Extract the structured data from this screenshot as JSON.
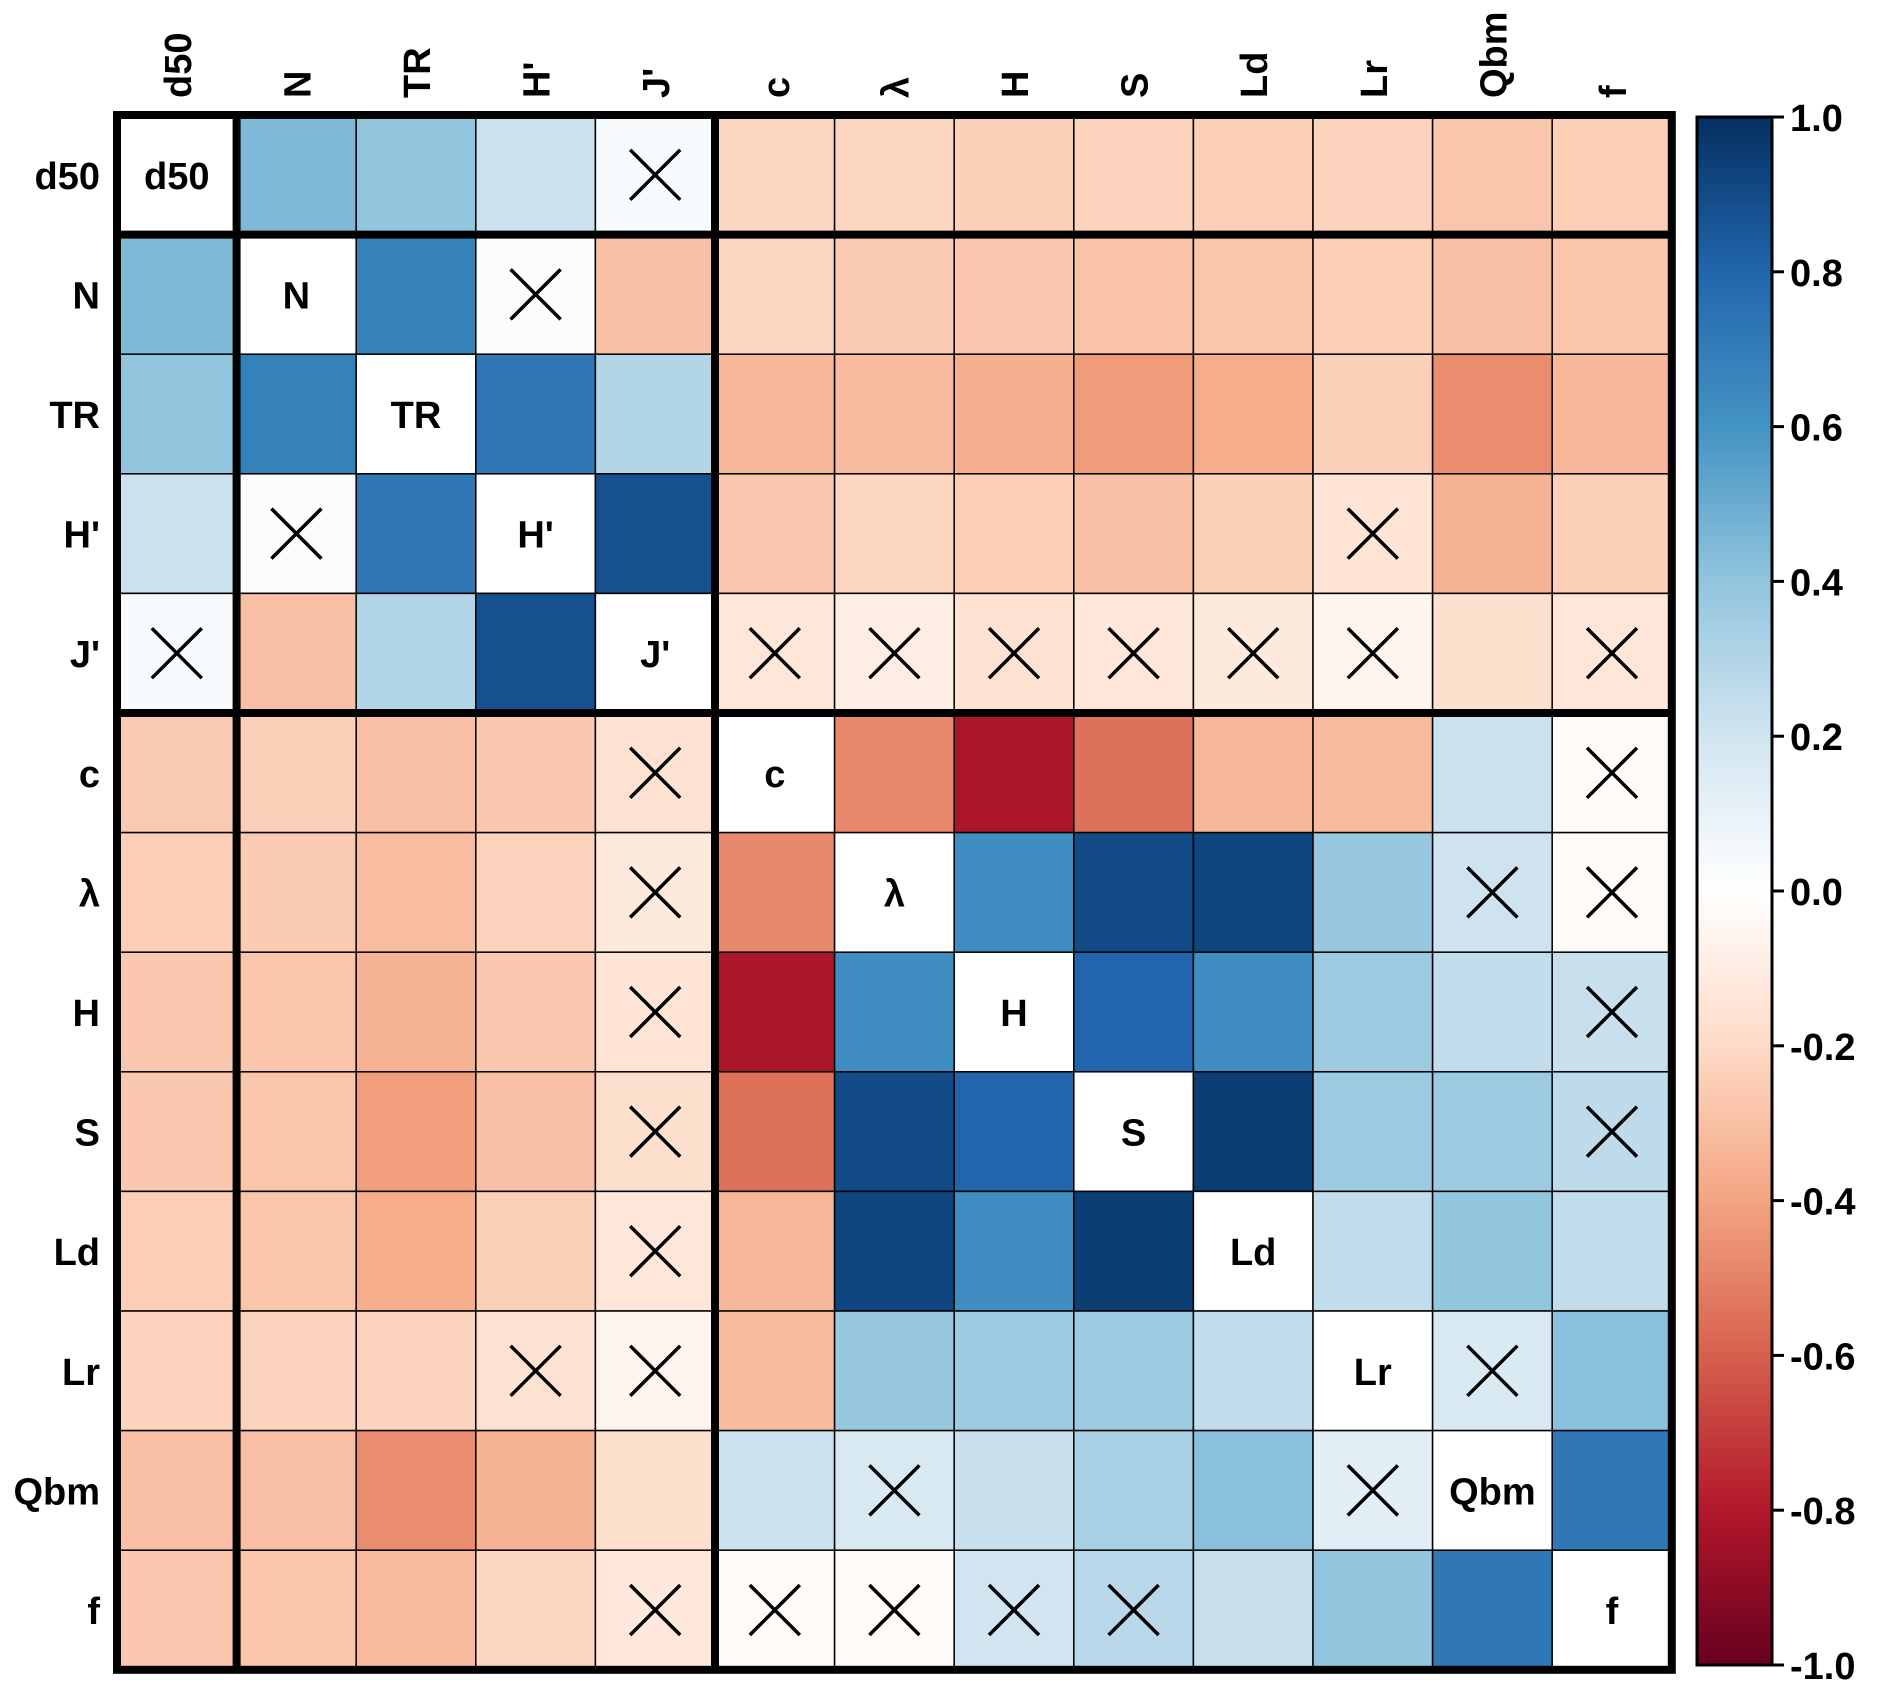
{
  "chart_data": {
    "type": "heatmap",
    "labels": [
      "d50",
      "N",
      "TR",
      "H'",
      "J'",
      "c",
      "λ",
      "H",
      "S",
      "Ld",
      "Lr",
      "Qbm",
      "f"
    ],
    "values": [
      [
        null,
        0.45,
        0.4,
        0.22,
        0.03,
        -0.22,
        -0.22,
        -0.24,
        -0.23,
        -0.25,
        -0.23,
        -0.28,
        -0.25
      ],
      [
        0.45,
        null,
        0.68,
        0.02,
        -0.3,
        -0.22,
        -0.26,
        -0.27,
        -0.29,
        -0.28,
        -0.25,
        -0.3,
        -0.28
      ],
      [
        0.4,
        0.68,
        null,
        0.72,
        0.3,
        -0.33,
        -0.32,
        -0.36,
        -0.43,
        -0.37,
        -0.24,
        -0.47,
        -0.33
      ],
      [
        0.22,
        0.02,
        0.72,
        null,
        0.88,
        -0.27,
        -0.22,
        -0.25,
        -0.3,
        -0.24,
        -0.15,
        -0.35,
        -0.24
      ],
      [
        0.03,
        -0.3,
        0.3,
        0.88,
        null,
        -0.14,
        -0.1,
        -0.16,
        -0.14,
        -0.12,
        -0.06,
        -0.18,
        -0.14
      ],
      [
        -0.26,
        -0.24,
        -0.3,
        -0.27,
        -0.16,
        null,
        -0.48,
        -0.82,
        -0.55,
        -0.33,
        -0.32,
        0.22,
        -0.02
      ],
      [
        -0.25,
        -0.26,
        -0.31,
        -0.23,
        -0.12,
        -0.48,
        null,
        0.62,
        0.9,
        0.92,
        0.38,
        0.21,
        -0.02
      ],
      [
        -0.27,
        -0.28,
        -0.35,
        -0.27,
        -0.15,
        -0.82,
        0.62,
        null,
        0.8,
        0.62,
        0.37,
        0.25,
        0.23
      ],
      [
        -0.27,
        -0.28,
        -0.42,
        -0.3,
        -0.18,
        -0.55,
        0.9,
        0.8,
        null,
        0.95,
        0.37,
        0.37,
        0.26
      ],
      [
        -0.25,
        -0.28,
        -0.37,
        -0.24,
        -0.14,
        -0.33,
        0.92,
        0.62,
        0.95,
        null,
        0.25,
        0.4,
        0.25
      ],
      [
        -0.23,
        -0.23,
        -0.23,
        -0.16,
        -0.06,
        -0.32,
        0.38,
        0.37,
        0.37,
        0.25,
        null,
        0.17,
        0.42
      ],
      [
        -0.3,
        -0.3,
        -0.47,
        -0.35,
        -0.18,
        0.22,
        0.17,
        0.23,
        0.33,
        0.42,
        0.13,
        null,
        0.72
      ],
      [
        -0.27,
        -0.28,
        -0.32,
        -0.22,
        -0.13,
        -0.02,
        -0.02,
        0.2,
        0.28,
        0.23,
        0.4,
        0.72,
        null
      ]
    ],
    "not_significant": [
      [
        0,
        4
      ],
      [
        1,
        3
      ],
      [
        3,
        1
      ],
      [
        3,
        10
      ],
      [
        4,
        0
      ],
      [
        4,
        5
      ],
      [
        4,
        6
      ],
      [
        4,
        7
      ],
      [
        4,
        8
      ],
      [
        4,
        9
      ],
      [
        4,
        10
      ],
      [
        4,
        12
      ],
      [
        5,
        4
      ],
      [
        5,
        12
      ],
      [
        6,
        4
      ],
      [
        6,
        11
      ],
      [
        6,
        12
      ],
      [
        7,
        4
      ],
      [
        7,
        12
      ],
      [
        8,
        4
      ],
      [
        8,
        12
      ],
      [
        9,
        4
      ],
      [
        10,
        3
      ],
      [
        10,
        4
      ],
      [
        10,
        11
      ],
      [
        11,
        6
      ],
      [
        11,
        10
      ],
      [
        12,
        4
      ],
      [
        12,
        5
      ],
      [
        12,
        6
      ],
      [
        12,
        7
      ],
      [
        12,
        8
      ]
    ],
    "group_boundaries_after_index": [
      0,
      4
    ],
    "colorbar": {
      "range": [
        -1.0,
        1.0
      ],
      "ticks": [
        "1.0",
        "0.8",
        "0.6",
        "0.4",
        "0.2",
        "0.0",
        "-0.2",
        "-0.4",
        "-0.6",
        "-0.8",
        "-1.0"
      ]
    },
    "colors": {
      "scale": [
        "#67001f",
        "#b2182b",
        "#d6604d",
        "#f4a582",
        "#fddbc7",
        "#ffffff",
        "#d1e5f0",
        "#92c5de",
        "#4393c3",
        "#2166ac",
        "#053061"
      ]
    }
  }
}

+ + +

◆ **SHORT EXERCISE**: Please repeat the entries exactly. Do not include the pictures.

◆ **FULL OUTPUT**:
Extract the structured data from this screenshot as JSON.
{
  "chart_data": {
    "type": "heatmap",
    "labels": [
      "d50",
      "N",
      "TR",
      "H'",
      "J'",
      "c",
      "λ",
      "H",
      "S",
      "Ld",
      "Lr",
      "Qbm",
      "f"
    ],
    "values": [
      [
        null,
        0.45,
        0.4,
        0.22,
        0.03,
        -0.22,
        -0.22,
        -0.24,
        -0.23,
        -0.25,
        -0.23,
        -0.28,
        -0.25
      ],
      [
        0.45,
        null,
        0.68,
        0.02,
        -0.3,
        -0.22,
        -0.26,
        -0.27,
        -0.29,
        -0.28,
        -0.25,
        -0.3,
        -0.28
      ],
      [
        0.4,
        0.68,
        null,
        0.72,
        0.3,
        -0.33,
        -0.32,
        -0.36,
        -0.43,
        -0.37,
        -0.24,
        -0.47,
        -0.33
      ],
      [
        0.22,
        0.02,
        0.72,
        null,
        0.88,
        -0.27,
        -0.22,
        -0.25,
        -0.3,
        -0.24,
        -0.15,
        -0.35,
        -0.24
      ],
      [
        0.03,
        -0.3,
        0.3,
        0.88,
        null,
        -0.14,
        -0.1,
        -0.16,
        -0.14,
        -0.12,
        -0.06,
        -0.18,
        -0.14
      ],
      [
        -0.26,
        -0.24,
        -0.3,
        -0.27,
        -0.16,
        null,
        -0.48,
        -0.82,
        -0.55,
        -0.33,
        -0.32,
        0.22,
        -0.02
      ],
      [
        -0.25,
        -0.26,
        -0.31,
        -0.23,
        -0.12,
        -0.48,
        null,
        0.62,
        0.9,
        0.92,
        0.38,
        0.21,
        -0.02
      ],
      [
        -0.27,
        -0.28,
        -0.35,
        -0.27,
        -0.15,
        -0.82,
        0.62,
        null,
        0.8,
        0.62,
        0.37,
        0.25,
        0.23
      ],
      [
        -0.27,
        -0.28,
        -0.42,
        -0.3,
        -0.18,
        -0.55,
        0.9,
        0.8,
        null,
        0.95,
        0.37,
        0.37,
        0.26
      ],
      [
        -0.25,
        -0.28,
        -0.37,
        -0.24,
        -0.14,
        -0.33,
        0.92,
        0.62,
        0.95,
        null,
        0.25,
        0.4,
        0.25
      ],
      [
        -0.23,
        -0.23,
        -0.23,
        -0.16,
        -0.06,
        -0.32,
        0.38,
        0.37,
        0.37,
        0.25,
        null,
        0.17,
        0.42
      ],
      [
        -0.3,
        -0.3,
        -0.47,
        -0.35,
        -0.18,
        0.22,
        0.17,
        0.23,
        0.33,
        0.42,
        0.13,
        null,
        0.72
      ],
      [
        -0.27,
        -0.28,
        -0.32,
        -0.22,
        -0.13,
        -0.02,
        -0.02,
        0.2,
        0.28,
        0.23,
        0.4,
        0.72,
        null
      ]
    ],
    "not_significant": [
      [
        0,
        4
      ],
      [
        1,
        3
      ],
      [
        3,
        1
      ],
      [
        3,
        10
      ],
      [
        4,
        0
      ],
      [
        4,
        5
      ],
      [
        4,
        6
      ],
      [
        4,
        7
      ],
      [
        4,
        8
      ],
      [
        4,
        9
      ],
      [
        4,
        10
      ],
      [
        4,
        12
      ],
      [
        5,
        4
      ],
      [
        5,
        12
      ],
      [
        6,
        4
      ],
      [
        6,
        11
      ],
      [
        6,
        12
      ],
      [
        7,
        4
      ],
      [
        7,
        12
      ],
      [
        8,
        4
      ],
      [
        8,
        12
      ],
      [
        9,
        4
      ],
      [
        10,
        3
      ],
      [
        10,
        4
      ],
      [
        10,
        11
      ],
      [
        11,
        6
      ],
      [
        11,
        10
      ],
      [
        12,
        4
      ],
      [
        12,
        5
      ],
      [
        12,
        6
      ],
      [
        12,
        7
      ],
      [
        12,
        8
      ]
    ],
    "group_boundaries_after_index": [
      0,
      4
    ],
    "colorbar": {
      "range": [
        -1.0,
        1.0
      ],
      "ticks": [
        "1.0",
        "0.8",
        "0.6",
        "0.4",
        "0.2",
        "0.0",
        "-0.2",
        "-0.4",
        "-0.6",
        "-0.8",
        "-1.0"
      ]
    },
    "colors": {
      "scale": [
        "#67001f",
        "#b2182b",
        "#d6604d",
        "#f4a582",
        "#fddbc7",
        "#ffffff",
        "#d1e5f0",
        "#92c5de",
        "#4393c3",
        "#2166ac",
        "#053061"
      ]
    }
  }
}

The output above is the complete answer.